** Short task **
Omit every picture, then give all the entries again exactly.
╭─ Task material
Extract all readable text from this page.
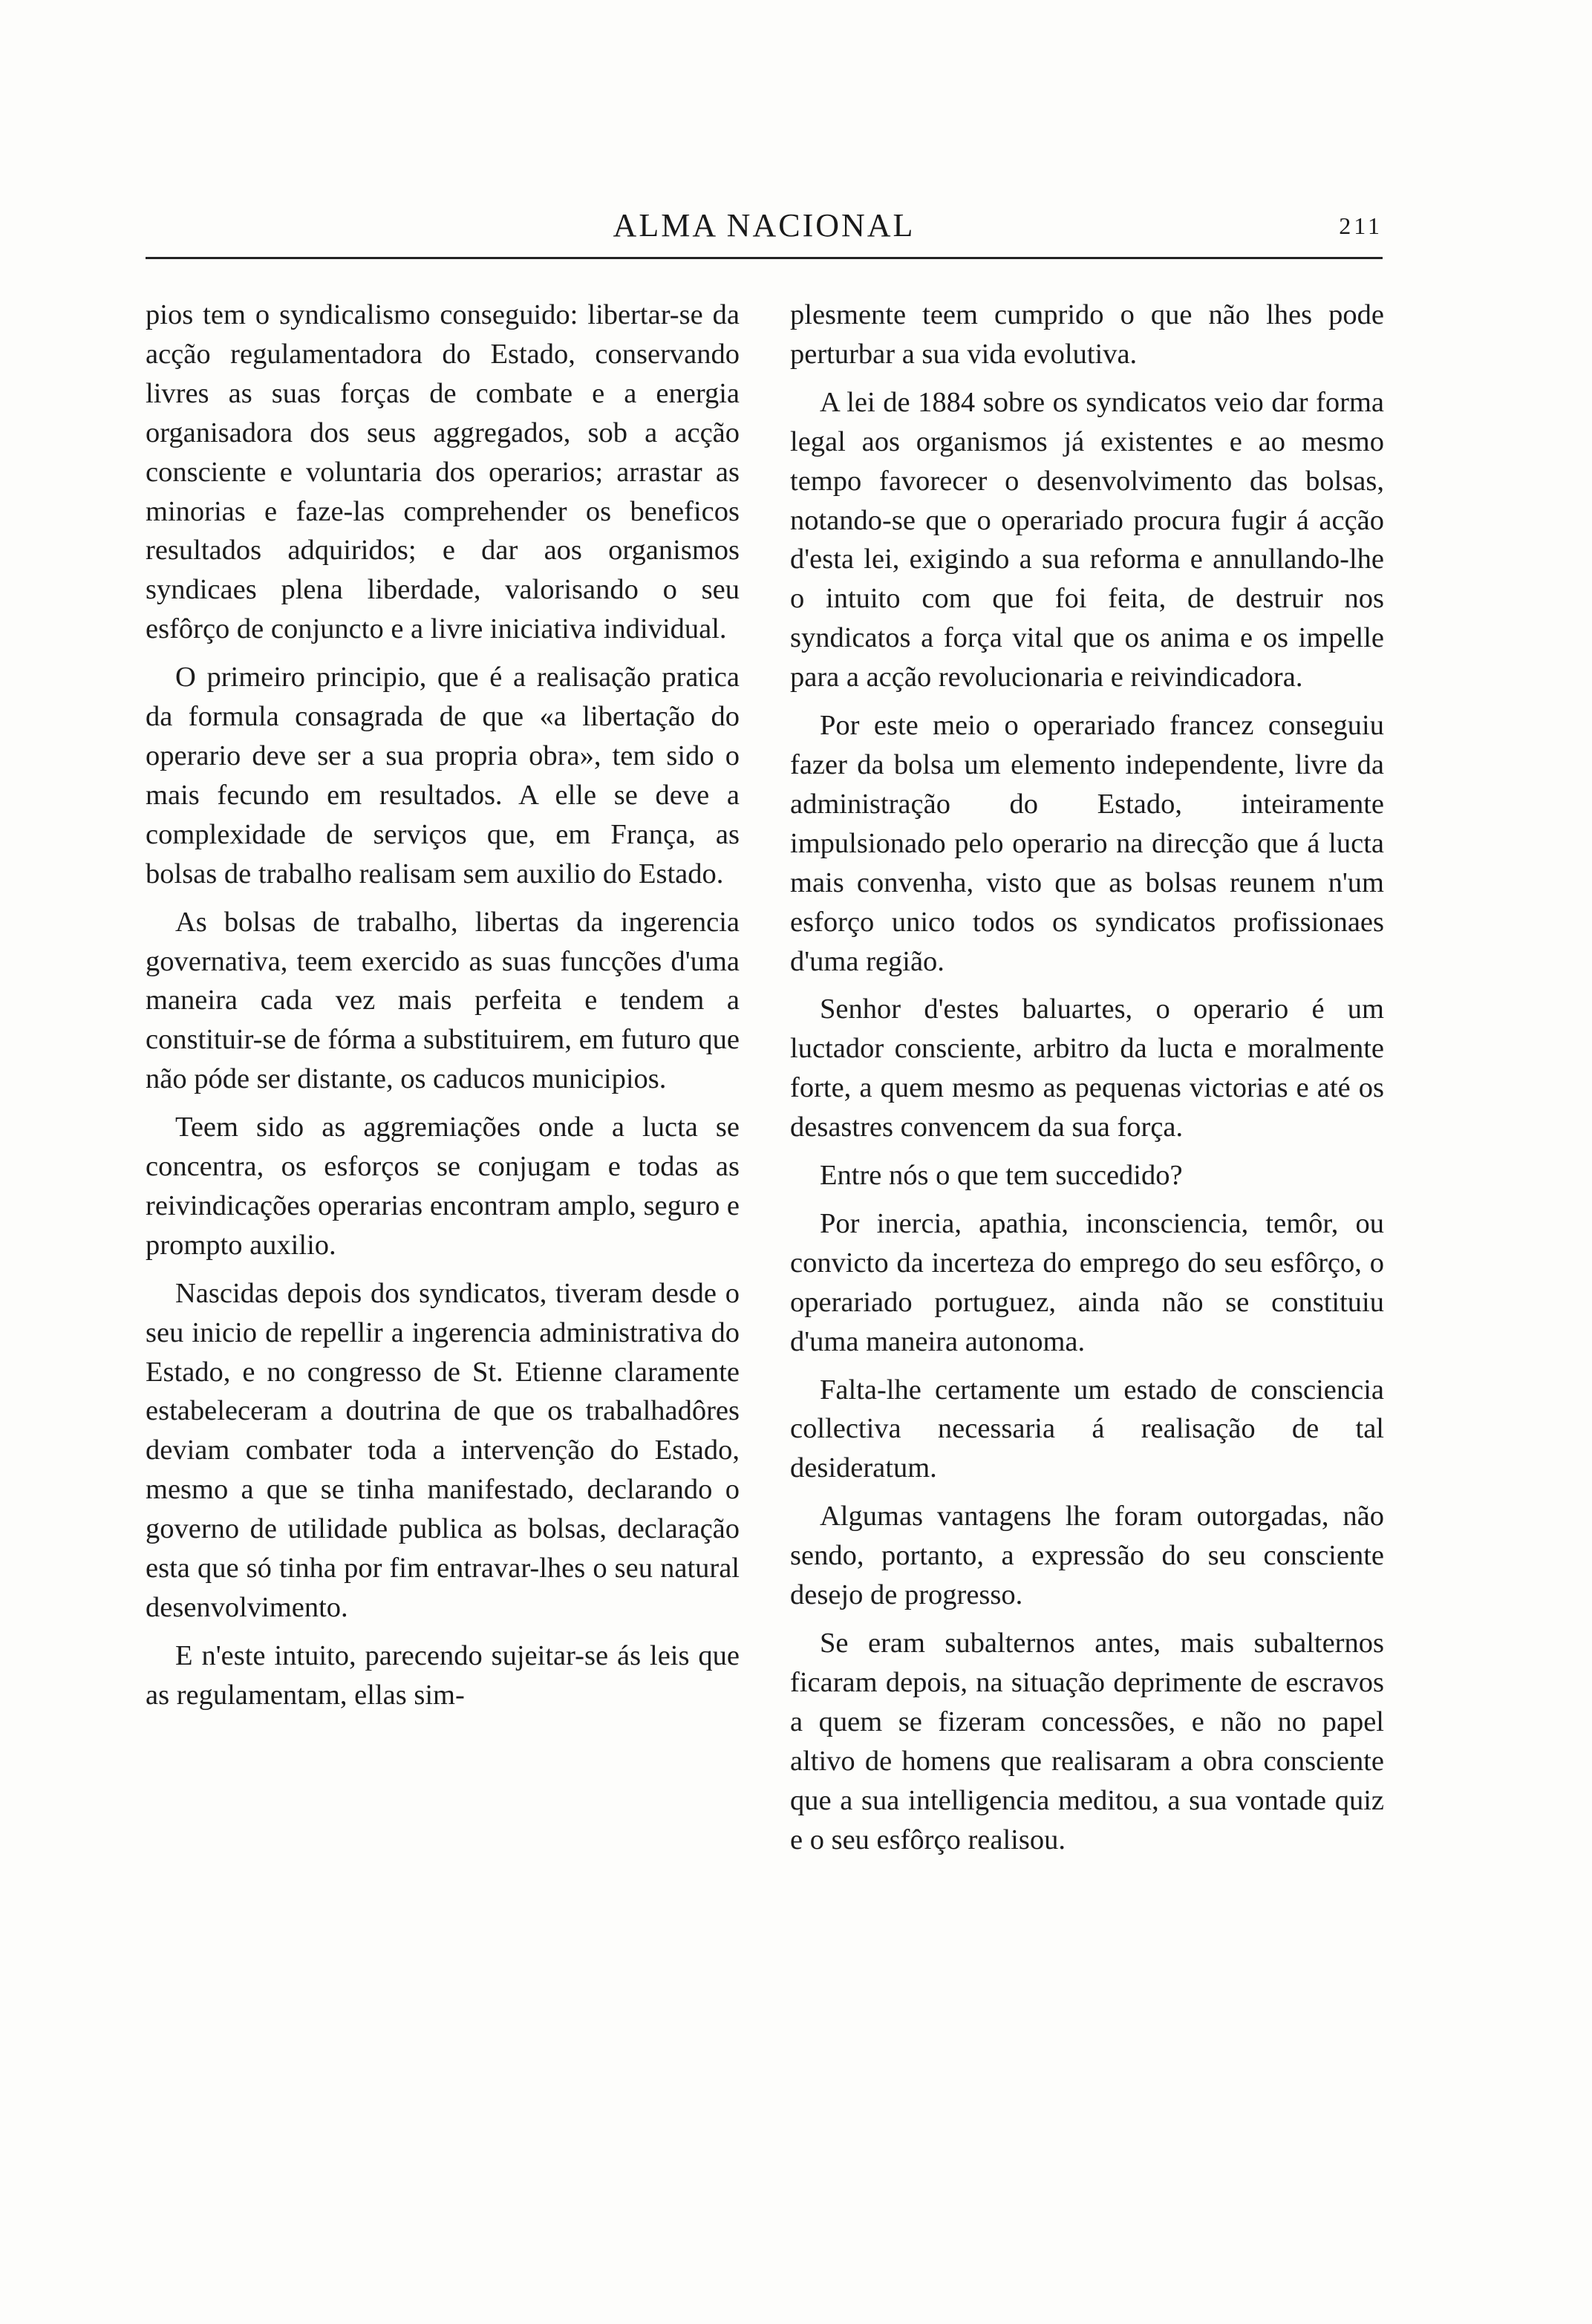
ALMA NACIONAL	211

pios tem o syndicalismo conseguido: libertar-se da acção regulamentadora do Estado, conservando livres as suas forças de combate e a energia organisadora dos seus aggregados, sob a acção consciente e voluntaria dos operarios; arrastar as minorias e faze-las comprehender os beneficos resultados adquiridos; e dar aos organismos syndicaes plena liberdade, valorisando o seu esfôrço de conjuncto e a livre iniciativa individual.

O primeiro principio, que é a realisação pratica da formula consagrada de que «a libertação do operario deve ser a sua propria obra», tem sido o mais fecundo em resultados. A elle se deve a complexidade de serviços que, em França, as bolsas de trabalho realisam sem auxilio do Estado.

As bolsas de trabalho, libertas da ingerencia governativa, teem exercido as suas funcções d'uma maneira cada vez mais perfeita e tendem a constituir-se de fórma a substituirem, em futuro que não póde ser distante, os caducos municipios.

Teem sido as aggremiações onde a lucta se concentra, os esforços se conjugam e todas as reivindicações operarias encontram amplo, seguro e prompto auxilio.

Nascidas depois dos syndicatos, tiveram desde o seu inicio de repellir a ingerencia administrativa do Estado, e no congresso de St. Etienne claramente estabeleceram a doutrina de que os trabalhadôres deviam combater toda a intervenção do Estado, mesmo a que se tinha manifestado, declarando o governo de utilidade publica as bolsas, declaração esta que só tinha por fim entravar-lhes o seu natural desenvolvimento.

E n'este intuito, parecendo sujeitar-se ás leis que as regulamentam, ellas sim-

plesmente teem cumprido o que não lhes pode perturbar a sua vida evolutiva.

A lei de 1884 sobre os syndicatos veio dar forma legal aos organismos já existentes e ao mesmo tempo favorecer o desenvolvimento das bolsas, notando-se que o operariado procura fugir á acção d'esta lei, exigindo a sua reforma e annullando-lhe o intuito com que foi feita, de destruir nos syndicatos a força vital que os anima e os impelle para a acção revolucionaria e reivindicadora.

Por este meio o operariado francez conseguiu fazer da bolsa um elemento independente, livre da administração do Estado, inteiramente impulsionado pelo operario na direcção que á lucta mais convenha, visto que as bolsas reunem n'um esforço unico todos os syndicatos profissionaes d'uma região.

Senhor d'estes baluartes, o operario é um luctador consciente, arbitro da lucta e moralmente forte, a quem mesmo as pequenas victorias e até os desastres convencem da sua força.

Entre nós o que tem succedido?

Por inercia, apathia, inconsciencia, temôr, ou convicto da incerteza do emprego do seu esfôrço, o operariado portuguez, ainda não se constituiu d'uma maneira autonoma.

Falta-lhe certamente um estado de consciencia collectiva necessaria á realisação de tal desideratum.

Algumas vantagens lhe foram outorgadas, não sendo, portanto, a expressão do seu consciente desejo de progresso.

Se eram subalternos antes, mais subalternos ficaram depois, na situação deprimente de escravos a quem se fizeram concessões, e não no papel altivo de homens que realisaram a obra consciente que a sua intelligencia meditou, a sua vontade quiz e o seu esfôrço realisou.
╰─
** Expected answer **
Extract all readable text from this page.
ALMA NACIONAL	211

pios tem o syndicalismo conseguido: libertar-se da acção regulamentadora do Estado, conservando livres as suas forças de combate e a energia organisadora dos seus aggregados, sob a acção consciente e voluntaria dos operarios; arrastar as minorias e faze-las comprehender os beneficos resultados adquiridos; e dar aos organismos syndicaes plena liberdade, valorisando o seu esfôrço de conjuncto e a livre iniciativa individual.

O primeiro principio, que é a realisação pratica da formula consagrada de que «a libertação do operario deve ser a sua propria obra», tem sido o mais fecundo em resultados. A elle se deve a complexidade de serviços que, em França, as bolsas de trabalho realisam sem auxilio do Estado.

As bolsas de trabalho, libertas da ingerencia governativa, teem exercido as suas funcções d'uma maneira cada vez mais perfeita e tendem a constituir-se de fórma a substituirem, em futuro que não póde ser distante, os caducos municipios.

Teem sido as aggremiações onde a lucta se concentra, os esforços se conjugam e todas as reivindicações operarias encontram amplo, seguro e prompto auxilio.

Nascidas depois dos syndicatos, tiveram desde o seu inicio de repellir a ingerencia administrativa do Estado, e no congresso de St. Etienne claramente estabeleceram a doutrina de que os trabalhadôres deviam combater toda a intervenção do Estado, mesmo a que se tinha manifestado, declarando o governo de utilidade publica as bolsas, declaração esta que só tinha por fim entravar-lhes o seu natural desenvolvimento.

E n'este intuito, parecendo sujeitar-se ás leis que as regulamentam, ellas sim-

plesmente teem cumprido o que não lhes pode perturbar a sua vida evolutiva.

A lei de 1884 sobre os syndicatos veio dar forma legal aos organismos já existentes e ao mesmo tempo favorecer o desenvolvimento das bolsas, notando-se que o operariado procura fugir á acção d'esta lei, exigindo a sua reforma e annullando-lhe o intuito com que foi feita, de destruir nos syndicatos a força vital que os anima e os impelle para a acção revolucionaria e reivindicadora.

Por este meio o operariado francez conseguiu fazer da bolsa um elemento independente, livre da administração do Estado, inteiramente impulsionado pelo operario na direcção que á lucta mais convenha, visto que as bolsas reunem n'um esforço unico todos os syndicatos profissionaes d'uma região.

Senhor d'estes baluartes, o operario é um luctador consciente, arbitro da lucta e moralmente forte, a quem mesmo as pequenas victorias e até os desastres convencem da sua força.

Entre nós o que tem succedido?

Por inercia, apathia, inconsciencia, temôr, ou convicto da incerteza do emprego do seu esfôrço, o operariado portuguez, ainda não se constituiu d'uma maneira autonoma.

Falta-lhe certamente um estado de consciencia collectiva necessaria á realisação de tal desideratum.

Algumas vantagens lhe foram outorgadas, não sendo, portanto, a expressão do seu consciente desejo de progresso.

Se eram subalternos antes, mais subalternos ficaram depois, na situação deprimente de escravos a quem se fizeram concessões, e não no papel altivo de homens que realisaram a obra consciente que a sua intelligencia meditou, a sua vontade quiz e o seu esfôrço realisou.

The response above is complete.